*** Materials provided ***

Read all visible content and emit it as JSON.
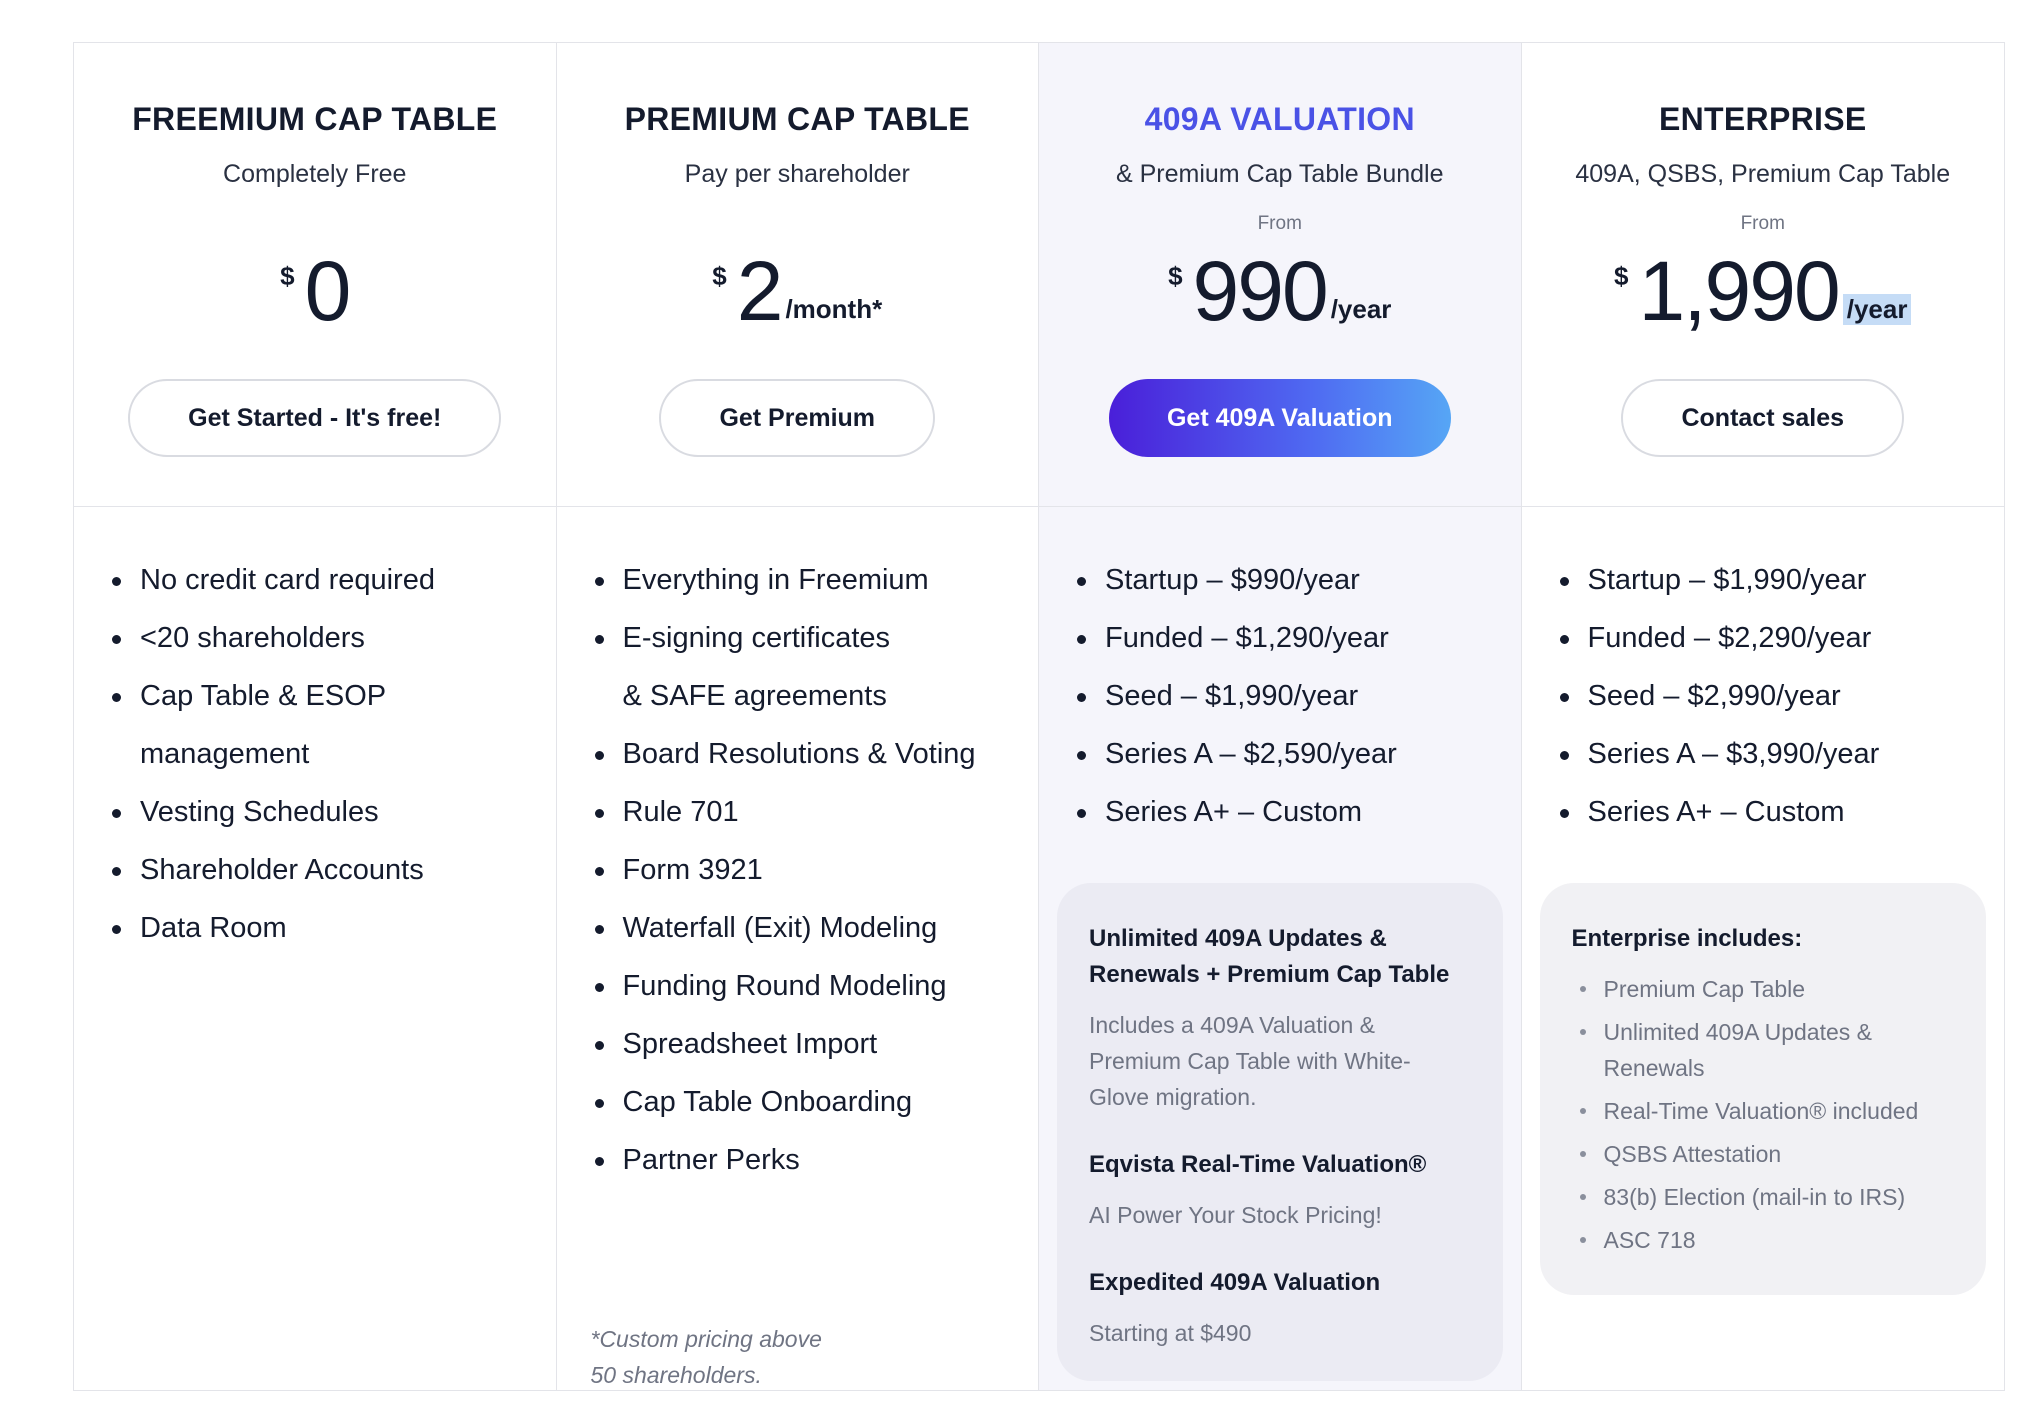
{
  "plans": [
    {
      "name": "FREEMIUM CAP TABLE",
      "subtitle": "Completely Free",
      "from": "",
      "currency": "$",
      "amount": "0",
      "period": "",
      "button": "Get Started - It's free!",
      "features": [
        "No credit card required",
        "<20 shareholders",
        "Cap Table & ESOP",
        "management",
        "Vesting Schedules",
        "Shareholder Accounts",
        "Data Room"
      ]
    },
    {
      "name": "PREMIUM CAP TABLE",
      "subtitle": "Pay per shareholder",
      "from": "",
      "currency": "$",
      "amount": "2",
      "period": "/month*",
      "button": "Get Premium",
      "features": [
        "Everything in Freemium",
        "E-signing certificates",
        "& SAFE agreements",
        "Board Resolutions & Voting",
        "Rule 701",
        "Form 3921",
        "Waterfall (Exit) Modeling",
        "Funding Round Modeling",
        "Spreadsheet Import",
        "Cap Table Onboarding",
        "Partner Perks"
      ],
      "footnote_line1": "*Custom pricing above",
      "footnote_line2": "50 shareholders."
    },
    {
      "name": "409A VALUATION",
      "subtitle": "& Premium Cap Table Bundle",
      "from": "From",
      "currency": "$",
      "amount": "990",
      "period": "/year",
      "button": "Get 409A Valuation",
      "features": [
        "Startup – $990/year",
        "Funded – $1,290/year",
        "Seed – $1,990/year",
        "Series A – $2,590/year",
        "Series A+ – Custom"
      ],
      "box": [
        {
          "title": "Unlimited 409A Updates & Renewals + Premium Cap Table",
          "text": "Includes a 409A Valuation & Premium Cap Table with White-Glove migration."
        },
        {
          "title": "Eqvista Real-Time Valuation®",
          "text": "AI Power Your Stock Pricing!"
        },
        {
          "title": "Expedited 409A Valuation",
          "text": "Starting at $490"
        }
      ]
    },
    {
      "name": "ENTERPRISE",
      "subtitle": "409A, QSBS, Premium Cap Table",
      "from": "From",
      "currency": "$",
      "amount": "1,990",
      "period": "/year",
      "button": "Contact sales",
      "features": [
        "Startup – $1,990/year",
        "Funded – $2,290/year",
        "Seed – $2,990/year",
        "Series A – $3,990/year",
        "Series A+ – Custom"
      ],
      "box_title": "Enterprise includes:",
      "box_items": [
        "Premium Cap Table",
        "Unlimited 409A Updates & Renewals",
        "Real-Time Valuation® included",
        "QSBS Attestation",
        "83(b) Election  (mail-in to IRS)",
        "ASC 718"
      ]
    }
  ]
}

***

### What is being asked
Retype the whole listing exactly and leave the pictures out.

### Solution
Read all visible content and emit it as JSON.
{
  "plans": [
    {
      "name": "FREEMIUM CAP TABLE",
      "subtitle": "Completely Free",
      "from": "",
      "currency": "$",
      "amount": "0",
      "period": "",
      "button": "Get Started - It's free!",
      "features": [
        "No credit card required",
        "<20 shareholders",
        "Cap Table & ESOP",
        "management",
        "Vesting Schedules",
        "Shareholder Accounts",
        "Data Room"
      ]
    },
    {
      "name": "PREMIUM CAP TABLE",
      "subtitle": "Pay per shareholder",
      "from": "",
      "currency": "$",
      "amount": "2",
      "period": "/month*",
      "button": "Get Premium",
      "features": [
        "Everything in Freemium",
        "E-signing certificates",
        "& SAFE agreements",
        "Board Resolutions & Voting",
        "Rule 701",
        "Form 3921",
        "Waterfall (Exit) Modeling",
        "Funding Round Modeling",
        "Spreadsheet Import",
        "Cap Table Onboarding",
        "Partner Perks"
      ],
      "footnote_line1": "*Custom pricing above",
      "footnote_line2": "50 shareholders."
    },
    {
      "name": "409A VALUATION",
      "subtitle": "& Premium Cap Table Bundle",
      "from": "From",
      "currency": "$",
      "amount": "990",
      "period": "/year",
      "button": "Get 409A Valuation",
      "features": [
        "Startup – $990/year",
        "Funded – $1,290/year",
        "Seed – $1,990/year",
        "Series A – $2,590/year",
        "Series A+ – Custom"
      ],
      "box": [
        {
          "title": "Unlimited 409A Updates & Renewals + Premium Cap Table",
          "text": "Includes a 409A Valuation & Premium Cap Table with White-Glove migration."
        },
        {
          "title": "Eqvista Real-Time Valuation®",
          "text": "AI Power Your Stock Pricing!"
        },
        {
          "title": "Expedited 409A Valuation",
          "text": "Starting at $490"
        }
      ]
    },
    {
      "name": "ENTERPRISE",
      "subtitle": "409A, QSBS, Premium Cap Table",
      "from": "From",
      "currency": "$",
      "amount": "1,990",
      "period": "/year",
      "button": "Contact sales",
      "features": [
        "Startup – $1,990/year",
        "Funded – $2,290/year",
        "Seed – $2,990/year",
        "Series A – $3,990/year",
        "Series A+ – Custom"
      ],
      "box_title": "Enterprise includes:",
      "box_items": [
        "Premium Cap Table",
        "Unlimited 409A Updates & Renewals",
        "Real-Time Valuation® included",
        "QSBS Attestation",
        "83(b) Election  (mail-in to IRS)",
        "ASC 718"
      ]
    }
  ]
}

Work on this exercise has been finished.